TASK PROMPT => Quote the data below in full, minus the images.
* * *
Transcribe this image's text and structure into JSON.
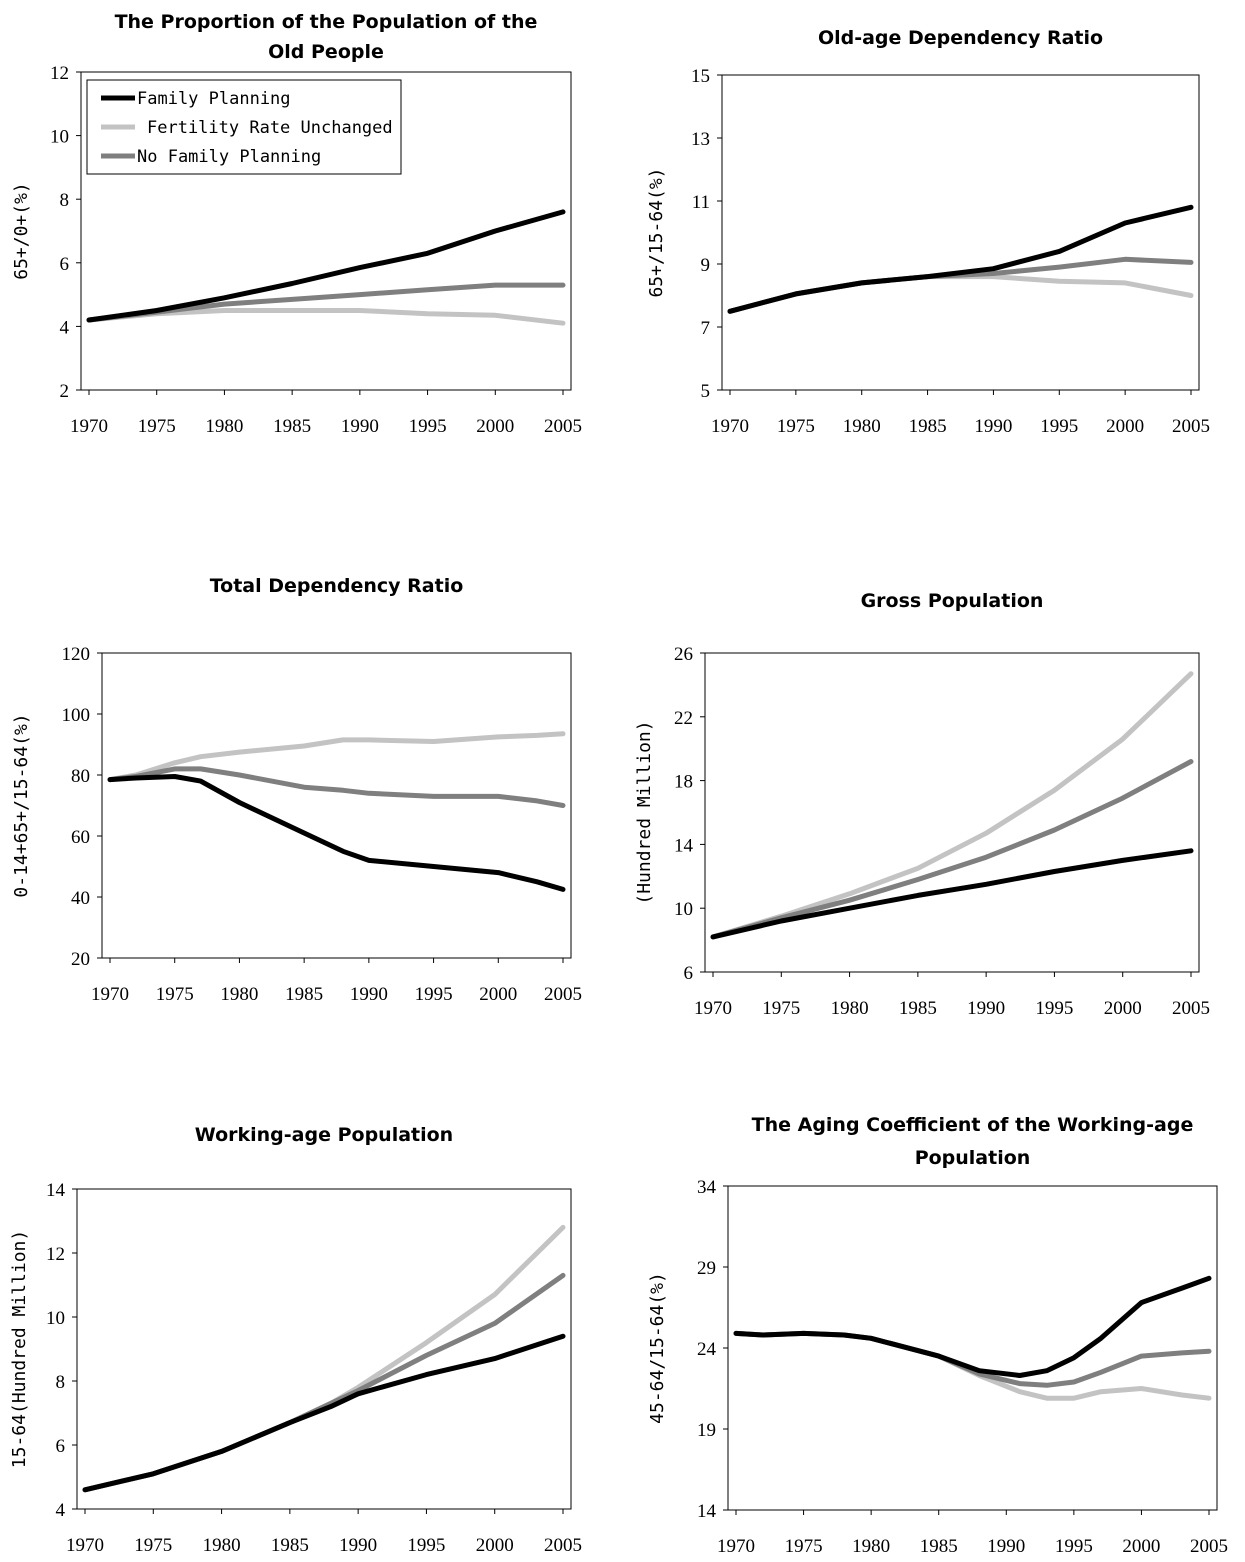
{
  "colors": {
    "family_planning": "#000000",
    "fertility_rate_unchanged": "#c3c3c3",
    "no_family_planning": "#7f7f7f"
  },
  "chart_data": [
    {
      "type": "line",
      "title": "The Proportion of the Population of the Old People",
      "title_lines": [
        "The Proportion of the Population of the",
        "Old People"
      ],
      "ylabel": "65+/0+(%)",
      "xlabel": "",
      "xlim": [
        1970,
        2005
      ],
      "xticks": [
        1970,
        1975,
        1980,
        1985,
        1990,
        1995,
        2000,
        2005
      ],
      "ylim": [
        2,
        12
      ],
      "yticks": [
        2,
        4,
        6,
        8,
        10,
        12
      ],
      "legend": {
        "placement": "top-left",
        "entries": [
          "Family Planning",
          "Fertility Rate Unchanged",
          "No Family Planning"
        ]
      },
      "x": [
        1970,
        1975,
        1980,
        1985,
        1990,
        1995,
        2000,
        2005
      ],
      "series": [
        {
          "name": "Family Planning",
          "values": [
            4.2,
            4.5,
            4.9,
            5.35,
            5.85,
            6.3,
            7.0,
            7.6
          ]
        },
        {
          "name": "Fertility Rate Unchanged",
          "values": [
            4.2,
            4.4,
            4.5,
            4.5,
            4.5,
            4.4,
            4.35,
            4.1
          ]
        },
        {
          "name": "No Family Planning",
          "values": [
            4.2,
            4.45,
            4.7,
            4.85,
            5.0,
            5.15,
            5.3,
            5.3
          ]
        }
      ]
    },
    {
      "type": "line",
      "title": "Old-age Dependency Ratio",
      "title_lines": [
        "Old-age Dependency Ratio"
      ],
      "ylabel": "65+/15-64(%)",
      "xlabel": "",
      "xlim": [
        1970,
        2005
      ],
      "xticks": [
        1970,
        1975,
        1980,
        1985,
        1990,
        1995,
        2000,
        2005
      ],
      "ylim": [
        5,
        15
      ],
      "yticks": [
        5,
        7,
        9,
        11,
        13,
        15
      ],
      "x": [
        1970,
        1975,
        1980,
        1985,
        1990,
        1995,
        2000,
        2005
      ],
      "series": [
        {
          "name": "Family Planning",
          "values": [
            7.5,
            8.05,
            8.4,
            8.6,
            8.85,
            9.4,
            10.3,
            10.8
          ]
        },
        {
          "name": "Fertility Rate Unchanged",
          "values": [
            7.5,
            8.05,
            8.4,
            8.6,
            8.6,
            8.45,
            8.4,
            8.0
          ]
        },
        {
          "name": "No Family Planning",
          "values": [
            7.5,
            8.05,
            8.4,
            8.6,
            8.7,
            8.9,
            9.15,
            9.05
          ]
        }
      ]
    },
    {
      "type": "line",
      "title": "Total Dependency Ratio",
      "title_lines": [
        "Total Dependency Ratio"
      ],
      "ylabel": "0-14+65+/15-64(%)",
      "xlabel": "",
      "xlim": [
        1970,
        2005
      ],
      "xticks": [
        1970,
        1975,
        1980,
        1985,
        1990,
        1995,
        2000,
        2005
      ],
      "ylim": [
        20,
        120
      ],
      "yticks": [
        20,
        40,
        60,
        80,
        100,
        120
      ],
      "x": [
        1970,
        1972,
        1975,
        1977,
        1980,
        1985,
        1988,
        1990,
        1995,
        2000,
        2003,
        2005
      ],
      "series": [
        {
          "name": "Family Planning",
          "values": [
            78.5,
            79,
            79.5,
            78,
            71,
            61,
            55,
            52,
            50,
            48,
            45,
            42.5
          ]
        },
        {
          "name": "Fertility Rate Unchanged",
          "values": [
            78.5,
            80,
            84,
            86,
            87.5,
            89.5,
            91.5,
            91.5,
            91,
            92.5,
            93,
            93.5
          ]
        },
        {
          "name": "No Family Planning",
          "values": [
            78.5,
            79.5,
            82,
            82,
            80,
            76,
            75,
            74,
            73,
            73,
            71.5,
            70
          ]
        }
      ]
    },
    {
      "type": "line",
      "title": "Gross Population",
      "title_lines": [
        "Gross Population"
      ],
      "ylabel": "(Hundred Million)",
      "xlabel": "",
      "xlim": [
        1970,
        2005
      ],
      "xticks": [
        1970,
        1975,
        1980,
        1985,
        1990,
        1995,
        2000,
        2005
      ],
      "ylim": [
        6,
        26
      ],
      "yticks": [
        6,
        10,
        14,
        18,
        22,
        26
      ],
      "x": [
        1970,
        1975,
        1980,
        1985,
        1990,
        1995,
        2000,
        2005
      ],
      "series": [
        {
          "name": "Family Planning",
          "values": [
            8.2,
            9.2,
            10.0,
            10.8,
            11.5,
            12.3,
            13.0,
            13.6
          ]
        },
        {
          "name": "Fertility Rate Unchanged",
          "values": [
            8.2,
            9.5,
            10.9,
            12.5,
            14.7,
            17.4,
            20.6,
            24.7
          ]
        },
        {
          "name": "No Family Planning",
          "values": [
            8.2,
            9.4,
            10.5,
            11.8,
            13.2,
            14.9,
            16.9,
            19.2
          ]
        }
      ]
    },
    {
      "type": "line",
      "title": "Working-age Population",
      "title_lines": [
        "Working-age Population"
      ],
      "ylabel": "15-64(Hundred Million)",
      "xlabel": "",
      "xlim": [
        1970,
        2005
      ],
      "xticks": [
        1970,
        1975,
        1980,
        1985,
        1990,
        1995,
        2000,
        2005
      ],
      "ylim": [
        4,
        14
      ],
      "yticks": [
        4,
        6,
        8,
        10,
        12,
        14
      ],
      "x": [
        1970,
        1975,
        1980,
        1985,
        1988,
        1990,
        1995,
        2000,
        2005
      ],
      "series": [
        {
          "name": "Family Planning",
          "values": [
            4.6,
            5.1,
            5.8,
            6.7,
            7.2,
            7.6,
            8.2,
            8.7,
            9.4
          ]
        },
        {
          "name": "Fertility Rate Unchanged",
          "values": [
            4.6,
            5.1,
            5.8,
            6.7,
            7.3,
            7.8,
            9.2,
            10.7,
            12.8
          ]
        },
        {
          "name": "No Family Planning",
          "values": [
            4.6,
            5.1,
            5.8,
            6.7,
            7.3,
            7.7,
            8.8,
            9.8,
            11.3
          ]
        }
      ]
    },
    {
      "type": "line",
      "title": "The Aging Coefficient of the Working-age Population",
      "title_lines": [
        "The Aging Coefficient of the Working-age",
        "Population"
      ],
      "ylabel": "45-64/15-64(%)",
      "xlabel": "",
      "xlim": [
        1970,
        2005
      ],
      "xticks": [
        1970,
        1975,
        1980,
        1985,
        1990,
        1995,
        2000,
        2005
      ],
      "ylim": [
        14,
        34
      ],
      "yticks": [
        14,
        19,
        24,
        29,
        34
      ],
      "x": [
        1970,
        1972,
        1975,
        1978,
        1980,
        1985,
        1988,
        1991,
        1993,
        1995,
        1997,
        2000,
        2003,
        2005
      ],
      "series": [
        {
          "name": "Family Planning",
          "values": [
            24.9,
            24.8,
            24.9,
            24.8,
            24.6,
            23.5,
            22.6,
            22.3,
            22.6,
            23.4,
            24.6,
            26.8,
            27.7,
            28.3
          ]
        },
        {
          "name": "Fertility Rate Unchanged",
          "values": [
            24.9,
            24.8,
            24.9,
            24.8,
            24.6,
            23.5,
            22.3,
            21.3,
            20.9,
            20.9,
            21.3,
            21.5,
            21.1,
            20.9
          ]
        },
        {
          "name": "No Family Planning",
          "values": [
            24.9,
            24.8,
            24.9,
            24.8,
            24.6,
            23.5,
            22.4,
            21.8,
            21.7,
            21.9,
            22.5,
            23.5,
            23.7,
            23.8
          ]
        }
      ]
    }
  ]
}
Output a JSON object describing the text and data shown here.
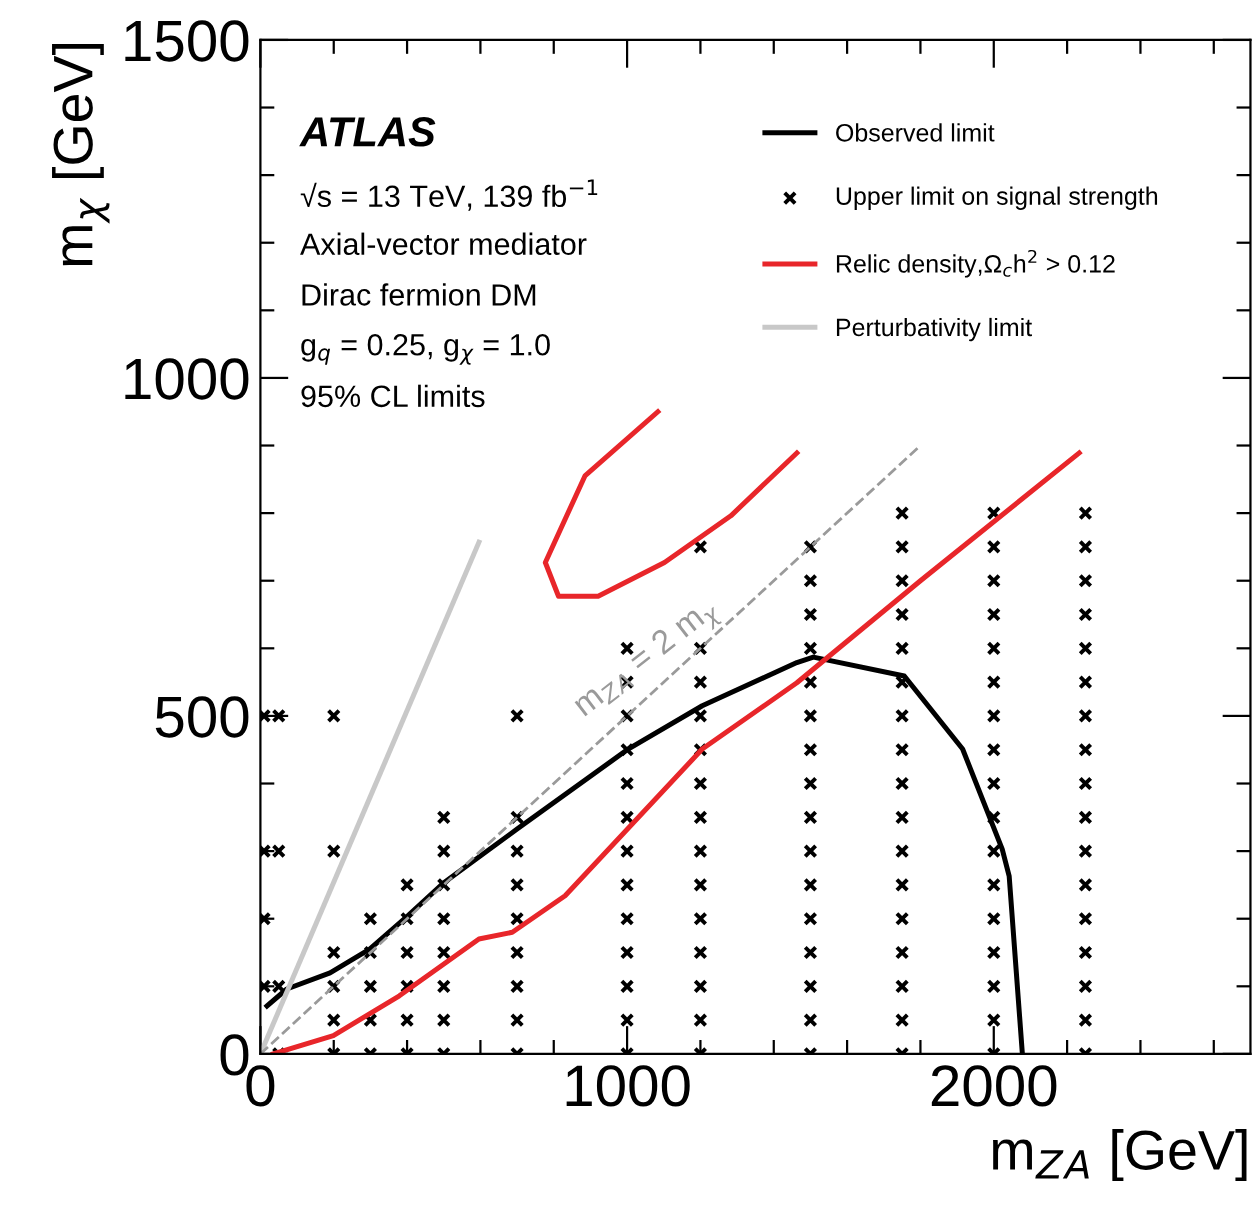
* * *
REPLY TO THE TASK =>
Transcribe this image's text and structure into JSON.
{
  "colors": {
    "family_planning": "#000000",
    "fertility_rate_unchanged": "#c3c3c3",
    "no_family_planning": "#7f7f7f"
  },
  "chart_data": [
    {
      "type": "line",
      "title": "The Proportion of the Population of the Old People",
      "title_lines": [
        "The Proportion of the Population of the",
        "Old People"
      ],
      "ylabel": "65+/0+(%)",
      "xlabel": "",
      "xlim": [
        1970,
        2005
      ],
      "xticks": [
        1970,
        1975,
        1980,
        1985,
        1990,
        1995,
        2000,
        2005
      ],
      "ylim": [
        2,
        12
      ],
      "yticks": [
        2,
        4,
        6,
        8,
        10,
        12
      ],
      "legend": {
        "placement": "top-left",
        "entries": [
          "Family Planning",
          "Fertility Rate Unchanged",
          "No Family Planning"
        ]
      },
      "x": [
        1970,
        1975,
        1980,
        1985,
        1990,
        1995,
        2000,
        2005
      ],
      "series": [
        {
          "name": "Family Planning",
          "values": [
            4.2,
            4.5,
            4.9,
            5.35,
            5.85,
            6.3,
            7.0,
            7.6
          ]
        },
        {
          "name": "Fertility Rate Unchanged",
          "values": [
            4.2,
            4.4,
            4.5,
            4.5,
            4.5,
            4.4,
            4.35,
            4.1
          ]
        },
        {
          "name": "No Family Planning",
          "values": [
            4.2,
            4.45,
            4.7,
            4.85,
            5.0,
            5.15,
            5.3,
            5.3
          ]
        }
      ]
    },
    {
      "type": "line",
      "title": "Old-age Dependency Ratio",
      "title_lines": [
        "Old-age Dependency Ratio"
      ],
      "ylabel": "65+/15-64(%)",
      "xlabel": "",
      "xlim": [
        1970,
        2005
      ],
      "xticks": [
        1970,
        1975,
        1980,
        1985,
        1990,
        1995,
        2000,
        2005
      ],
      "ylim": [
        5,
        15
      ],
      "yticks": [
        5,
        7,
        9,
        11,
        13,
        15
      ],
      "x": [
        1970,
        1975,
        1980,
        1985,
        1990,
        1995,
        2000,
        2005
      ],
      "series": [
        {
          "name": "Family Planning",
          "values": [
            7.5,
            8.05,
            8.4,
            8.6,
            8.85,
            9.4,
            10.3,
            10.8
          ]
        },
        {
          "name": "Fertility Rate Unchanged",
          "values": [
            7.5,
            8.05,
            8.4,
            8.6,
            8.6,
            8.45,
            8.4,
            8.0
          ]
        },
        {
          "name": "No Family Planning",
          "values": [
            7.5,
            8.05,
            8.4,
            8.6,
            8.7,
            8.9,
            9.15,
            9.05
          ]
        }
      ]
    },
    {
      "type": "line",
      "title": "Total Dependency Ratio",
      "title_lines": [
        "Total Dependency Ratio"
      ],
      "ylabel": "0-14+65+/15-64(%)",
      "xlabel": "",
      "xlim": [
        1970,
        2005
      ],
      "xticks": [
        1970,
        1975,
        1980,
        1985,
        1990,
        1995,
        2000,
        2005
      ],
      "ylim": [
        20,
        120
      ],
      "yticks": [
        20,
        40,
        60,
        80,
        100,
        120
      ],
      "x": [
        1970,
        1972,
        1975,
        1977,
        1980,
        1985,
        1988,
        1990,
        1995,
        2000,
        2003,
        2005
      ],
      "series": [
        {
          "name": "Family Planning",
          "values": [
            78.5,
            79,
            79.5,
            78,
            71,
            61,
            55,
            52,
            50,
            48,
            45,
            42.5
          ]
        },
        {
          "name": "Fertility Rate Unchanged",
          "values": [
            78.5,
            80,
            84,
            86,
            87.5,
            89.5,
            91.5,
            91.5,
            91,
            92.5,
            93,
            93.5
          ]
        },
        {
          "name": "No Family Planning",
          "values": [
            78.5,
            79.5,
            82,
            82,
            80,
            76,
            75,
            74,
            73,
            73,
            71.5,
            70
          ]
        }
      ]
    },
    {
      "type": "line",
      "title": "Gross Population",
      "title_lines": [
        "Gross Population"
      ],
      "ylabel": "(Hundred Million)",
      "xlabel": "",
      "xlim": [
        1970,
        2005
      ],
      "xticks": [
        1970,
        1975,
        1980,
        1985,
        1990,
        1995,
        2000,
        2005
      ],
      "ylim": [
        6,
        26
      ],
      "yticks": [
        6,
        10,
        14,
        18,
        22,
        26
      ],
      "x": [
        1970,
        1975,
        1980,
        1985,
        1990,
        1995,
        2000,
        2005
      ],
      "series": [
        {
          "name": "Family Planning",
          "values": [
            8.2,
            9.2,
            10.0,
            10.8,
            11.5,
            12.3,
            13.0,
            13.6
          ]
        },
        {
          "name": "Fertility Rate Unchanged",
          "values": [
            8.2,
            9.5,
            10.9,
            12.5,
            14.7,
            17.4,
            20.6,
            24.7
          ]
        },
        {
          "name": "No Family Planning",
          "values": [
            8.2,
            9.4,
            10.5,
            11.8,
            13.2,
            14.9,
            16.9,
            19.2
          ]
        }
      ]
    },
    {
      "type": "line",
      "title": "Working-age Population",
      "title_lines": [
        "Working-age Population"
      ],
      "ylabel": "15-64(Hundred Million)",
      "xlabel": "",
      "xlim": [
        1970,
        2005
      ],
      "xticks": [
        1970,
        1975,
        1980,
        1985,
        1990,
        1995,
        2000,
        2005
      ],
      "ylim": [
        4,
        14
      ],
      "yticks": [
        4,
        6,
        8,
        10,
        12,
        14
      ],
      "x": [
        1970,
        1975,
        1980,
        1985,
        1988,
        1990,
        1995,
        2000,
        2005
      ],
      "series": [
        {
          "name": "Family Planning",
          "values": [
            4.6,
            5.1,
            5.8,
            6.7,
            7.2,
            7.6,
            8.2,
            8.7,
            9.4
          ]
        },
        {
          "name": "Fertility Rate Unchanged",
          "values": [
            4.6,
            5.1,
            5.8,
            6.7,
            7.3,
            7.8,
            9.2,
            10.7,
            12.8
          ]
        },
        {
          "name": "No Family Planning",
          "values": [
            4.6,
            5.1,
            5.8,
            6.7,
            7.3,
            7.7,
            8.8,
            9.8,
            11.3
          ]
        }
      ]
    },
    {
      "type": "line",
      "title": "The Aging Coefficient of the Working-age Population",
      "title_lines": [
        "The Aging Coefficient of the Working-age",
        "Population"
      ],
      "ylabel": "45-64/15-64(%)",
      "xlabel": "",
      "xlim": [
        1970,
        2005
      ],
      "xticks": [
        1970,
        1975,
        1980,
        1985,
        1990,
        1995,
        2000,
        2005
      ],
      "ylim": [
        14,
        34
      ],
      "yticks": [
        14,
        19,
        24,
        29,
        34
      ],
      "x": [
        1970,
        1972,
        1975,
        1978,
        1980,
        1985,
        1988,
        1991,
        1993,
        1995,
        1997,
        2000,
        2003,
        2005
      ],
      "series": [
        {
          "name": "Family Planning",
          "values": [
            24.9,
            24.8,
            24.9,
            24.8,
            24.6,
            23.5,
            22.6,
            22.3,
            22.6,
            23.4,
            24.6,
            26.8,
            27.7,
            28.3
          ]
        },
        {
          "name": "Fertility Rate Unchanged",
          "values": [
            24.9,
            24.8,
            24.9,
            24.8,
            24.6,
            23.5,
            22.3,
            21.3,
            20.9,
            20.9,
            21.3,
            21.5,
            21.1,
            20.9
          ]
        },
        {
          "name": "No Family Planning",
          "values": [
            24.9,
            24.8,
            24.9,
            24.8,
            24.6,
            23.5,
            22.4,
            21.8,
            21.7,
            21.9,
            22.5,
            23.5,
            23.7,
            23.8
          ]
        }
      ]
    }
  ]
}
Output a JSON object describing the text and data shown here.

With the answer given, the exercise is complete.